------ PAGE ------
The Desperado is a 1988 model Pro Outlaw boat with an $80,000 monstrous 2500 horsepower engine that propels driver and boat across the water at speeds of 170 mph. The engine drinks methanol alcohol.

The business (LIVE! photo/ Amanda Henson)

“I’ve been doing this for probably over 30 years,” said Mike Murray, one of the guys from Missouri, and the mechanical tuner for the Desperado. “I’ve been with several race teams and partners before. We won several championships with the other teams. It takes time to get everyone to gel; with our combination it’s different than anybody else.”

H.A. and Mike Murray have raced three boats together as crew members. The Desperado is the first time they have actually owned the drag boat they are racing.

“We got tired of people not wanting to do [things] the way we wanted to do it so we got our own boat,” H.A. said. “This is a 1988 model boat. Drag boats don’t get to be old if they’re not a good boat, if they don’t handle well they’re in the bottom of the lake. I think we’ve got the best driver and tuner in the pits.”

The team won the last two races where they competed. They were runners-up at the world finals last year and with good luck and the help of their sponsors, the team is feeling optimistic this season.  
One of the things that make the Desperado unique is that it has no transmission, which means it’s a lot harder to tune, and requires a team of skilled mechanics.

“There are two boats in the United States without a transmission, this is one of them,” Murray said. “It’s a lot harder to tune, it takes a tuning person to make it work. The props are a lot more critical to make work, but it’s more enjoyable for me.”

 Murray is not only a drag boat crew member, but has years of experience in the driver’s seat as well.  He has been racing drag boats for a good majority of his life, although not the Desperado.

 “I’ve never driven this particular boat, because of the price and cost of everything we have a driver to come in and do that,” Murray said smiling. “It makes it to where I’m freer to do my engine tuning.”
------ EXTRACTED INFORMATION ------
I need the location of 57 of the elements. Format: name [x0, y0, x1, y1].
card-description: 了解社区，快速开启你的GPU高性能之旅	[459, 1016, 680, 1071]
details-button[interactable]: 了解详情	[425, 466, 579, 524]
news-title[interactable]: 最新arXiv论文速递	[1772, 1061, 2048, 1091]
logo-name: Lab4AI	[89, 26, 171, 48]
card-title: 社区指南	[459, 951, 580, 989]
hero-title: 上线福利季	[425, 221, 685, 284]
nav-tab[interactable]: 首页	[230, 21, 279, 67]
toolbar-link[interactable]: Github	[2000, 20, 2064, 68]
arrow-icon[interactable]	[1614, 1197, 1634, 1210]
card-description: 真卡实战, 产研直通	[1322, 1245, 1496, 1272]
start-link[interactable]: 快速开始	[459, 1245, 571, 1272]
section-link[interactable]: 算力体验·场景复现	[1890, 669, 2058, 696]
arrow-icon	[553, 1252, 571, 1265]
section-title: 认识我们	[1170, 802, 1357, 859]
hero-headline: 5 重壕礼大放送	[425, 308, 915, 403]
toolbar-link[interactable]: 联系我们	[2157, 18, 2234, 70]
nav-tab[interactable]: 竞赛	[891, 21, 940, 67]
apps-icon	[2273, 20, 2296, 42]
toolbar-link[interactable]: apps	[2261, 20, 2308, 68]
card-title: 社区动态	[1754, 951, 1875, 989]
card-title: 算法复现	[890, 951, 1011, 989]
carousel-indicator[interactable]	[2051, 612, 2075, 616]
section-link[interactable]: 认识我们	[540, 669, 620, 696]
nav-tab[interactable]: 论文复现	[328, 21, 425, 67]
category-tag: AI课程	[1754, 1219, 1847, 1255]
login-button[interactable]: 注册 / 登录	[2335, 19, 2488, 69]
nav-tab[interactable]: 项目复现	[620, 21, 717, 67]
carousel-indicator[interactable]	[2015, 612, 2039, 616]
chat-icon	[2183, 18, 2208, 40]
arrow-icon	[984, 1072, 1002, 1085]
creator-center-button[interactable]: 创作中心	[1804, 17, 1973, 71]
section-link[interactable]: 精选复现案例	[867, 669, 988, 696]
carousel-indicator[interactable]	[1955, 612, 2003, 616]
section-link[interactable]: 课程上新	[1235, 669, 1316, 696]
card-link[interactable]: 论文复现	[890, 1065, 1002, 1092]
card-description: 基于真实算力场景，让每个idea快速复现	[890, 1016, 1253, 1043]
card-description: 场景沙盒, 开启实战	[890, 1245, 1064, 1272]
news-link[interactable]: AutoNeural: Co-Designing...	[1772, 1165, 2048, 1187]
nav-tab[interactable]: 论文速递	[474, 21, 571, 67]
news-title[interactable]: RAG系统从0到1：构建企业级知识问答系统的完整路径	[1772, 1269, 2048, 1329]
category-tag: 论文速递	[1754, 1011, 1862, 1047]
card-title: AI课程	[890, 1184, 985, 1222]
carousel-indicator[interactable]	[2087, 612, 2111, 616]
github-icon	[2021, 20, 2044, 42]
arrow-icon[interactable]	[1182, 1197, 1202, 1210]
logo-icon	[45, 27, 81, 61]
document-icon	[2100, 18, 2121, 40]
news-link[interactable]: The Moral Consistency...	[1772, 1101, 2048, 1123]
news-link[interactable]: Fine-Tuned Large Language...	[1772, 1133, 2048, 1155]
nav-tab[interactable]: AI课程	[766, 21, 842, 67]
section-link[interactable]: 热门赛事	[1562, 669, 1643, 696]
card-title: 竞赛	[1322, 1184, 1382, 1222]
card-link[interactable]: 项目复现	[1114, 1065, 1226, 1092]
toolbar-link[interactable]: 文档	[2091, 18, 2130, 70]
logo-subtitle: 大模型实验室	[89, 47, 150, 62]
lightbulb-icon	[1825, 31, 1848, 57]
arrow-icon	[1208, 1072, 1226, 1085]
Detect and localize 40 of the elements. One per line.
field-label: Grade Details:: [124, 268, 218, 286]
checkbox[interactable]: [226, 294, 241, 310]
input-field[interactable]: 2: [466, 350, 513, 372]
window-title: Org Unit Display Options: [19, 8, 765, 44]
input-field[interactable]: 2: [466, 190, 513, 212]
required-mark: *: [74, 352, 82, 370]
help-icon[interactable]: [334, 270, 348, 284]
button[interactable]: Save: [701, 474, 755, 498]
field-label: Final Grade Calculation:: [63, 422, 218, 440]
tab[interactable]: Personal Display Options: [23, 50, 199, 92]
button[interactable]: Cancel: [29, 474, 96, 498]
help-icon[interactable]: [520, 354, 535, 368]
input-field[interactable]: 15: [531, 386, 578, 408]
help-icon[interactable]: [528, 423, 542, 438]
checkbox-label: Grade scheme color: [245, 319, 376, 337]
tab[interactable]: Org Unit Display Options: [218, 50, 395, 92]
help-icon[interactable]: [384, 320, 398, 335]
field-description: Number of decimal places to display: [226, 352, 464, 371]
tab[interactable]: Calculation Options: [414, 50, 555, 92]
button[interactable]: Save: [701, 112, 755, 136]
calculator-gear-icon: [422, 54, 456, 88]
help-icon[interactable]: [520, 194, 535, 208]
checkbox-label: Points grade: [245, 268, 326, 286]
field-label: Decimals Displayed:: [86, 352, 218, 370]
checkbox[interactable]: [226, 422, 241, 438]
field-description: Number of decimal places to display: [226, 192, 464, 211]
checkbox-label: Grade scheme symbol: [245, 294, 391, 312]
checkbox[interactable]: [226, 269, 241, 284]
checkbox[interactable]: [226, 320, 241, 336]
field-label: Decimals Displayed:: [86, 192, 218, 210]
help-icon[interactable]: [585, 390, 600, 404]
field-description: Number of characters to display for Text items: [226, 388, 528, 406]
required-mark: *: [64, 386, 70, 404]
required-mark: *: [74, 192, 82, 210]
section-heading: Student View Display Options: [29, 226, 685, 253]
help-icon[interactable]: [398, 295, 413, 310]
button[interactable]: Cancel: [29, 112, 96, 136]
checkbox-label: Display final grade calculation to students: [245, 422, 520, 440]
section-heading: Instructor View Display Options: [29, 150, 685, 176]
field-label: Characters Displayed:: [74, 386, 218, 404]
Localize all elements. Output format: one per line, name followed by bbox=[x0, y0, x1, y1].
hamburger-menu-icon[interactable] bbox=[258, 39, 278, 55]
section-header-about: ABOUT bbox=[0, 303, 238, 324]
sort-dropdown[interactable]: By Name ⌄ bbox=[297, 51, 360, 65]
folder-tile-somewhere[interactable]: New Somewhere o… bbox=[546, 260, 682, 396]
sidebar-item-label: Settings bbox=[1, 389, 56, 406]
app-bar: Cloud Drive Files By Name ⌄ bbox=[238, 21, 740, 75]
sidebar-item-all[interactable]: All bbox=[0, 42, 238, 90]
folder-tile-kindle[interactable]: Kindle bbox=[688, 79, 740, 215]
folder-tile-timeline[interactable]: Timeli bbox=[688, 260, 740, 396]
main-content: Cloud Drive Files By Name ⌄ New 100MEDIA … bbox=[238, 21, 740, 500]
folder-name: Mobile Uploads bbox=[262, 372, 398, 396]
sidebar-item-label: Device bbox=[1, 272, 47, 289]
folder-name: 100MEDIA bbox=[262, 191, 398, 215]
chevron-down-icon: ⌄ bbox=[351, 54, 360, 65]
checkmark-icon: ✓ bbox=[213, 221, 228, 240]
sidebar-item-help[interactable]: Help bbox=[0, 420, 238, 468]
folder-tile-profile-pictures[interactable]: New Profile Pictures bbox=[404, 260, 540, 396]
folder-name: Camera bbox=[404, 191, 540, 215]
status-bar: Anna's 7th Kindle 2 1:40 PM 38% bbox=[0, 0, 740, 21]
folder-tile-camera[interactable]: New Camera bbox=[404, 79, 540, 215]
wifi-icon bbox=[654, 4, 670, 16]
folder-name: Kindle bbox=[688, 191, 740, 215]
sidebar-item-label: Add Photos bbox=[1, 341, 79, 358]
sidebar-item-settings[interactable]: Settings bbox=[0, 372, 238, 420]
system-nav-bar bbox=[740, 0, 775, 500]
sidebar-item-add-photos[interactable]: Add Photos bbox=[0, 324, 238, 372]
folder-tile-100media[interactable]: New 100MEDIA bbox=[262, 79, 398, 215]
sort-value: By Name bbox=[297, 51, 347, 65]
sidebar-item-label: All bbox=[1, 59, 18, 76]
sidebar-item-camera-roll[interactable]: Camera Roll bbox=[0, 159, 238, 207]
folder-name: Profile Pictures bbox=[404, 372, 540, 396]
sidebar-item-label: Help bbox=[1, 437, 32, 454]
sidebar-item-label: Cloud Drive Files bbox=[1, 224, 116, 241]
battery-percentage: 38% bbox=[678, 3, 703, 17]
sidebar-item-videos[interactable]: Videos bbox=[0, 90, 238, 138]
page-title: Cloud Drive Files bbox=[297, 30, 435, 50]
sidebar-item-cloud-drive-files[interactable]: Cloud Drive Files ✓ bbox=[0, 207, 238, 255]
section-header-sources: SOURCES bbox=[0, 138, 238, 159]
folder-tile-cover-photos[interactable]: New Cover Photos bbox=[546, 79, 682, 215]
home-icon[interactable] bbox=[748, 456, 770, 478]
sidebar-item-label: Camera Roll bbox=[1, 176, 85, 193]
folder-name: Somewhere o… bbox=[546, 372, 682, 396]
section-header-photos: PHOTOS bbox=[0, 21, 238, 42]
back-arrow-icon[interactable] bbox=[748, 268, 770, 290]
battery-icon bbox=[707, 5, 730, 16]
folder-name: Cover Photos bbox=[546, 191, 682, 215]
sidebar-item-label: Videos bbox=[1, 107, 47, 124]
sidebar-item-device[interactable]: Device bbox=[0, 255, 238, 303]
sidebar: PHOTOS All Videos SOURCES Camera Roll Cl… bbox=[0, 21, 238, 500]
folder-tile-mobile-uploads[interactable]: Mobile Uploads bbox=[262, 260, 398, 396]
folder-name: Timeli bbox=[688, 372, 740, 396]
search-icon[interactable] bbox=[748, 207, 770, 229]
------
WHAT IS EXPECTED » In the Desperado article, rewrite the stretch from "The team won" through "of skilled mechanics.", swapping "sponsors" for "backers".

PROBLEM SOLUTION »
The team won the last two races where they competed. They were runners-up at the world finals last year and with good luck and the help of their backers, the team is feeling optimistic this season.  
One of the things that make the Desperado unique is that it has no transmission, which means it’s a lot harder to tune, and requires a team of skilled mechanics.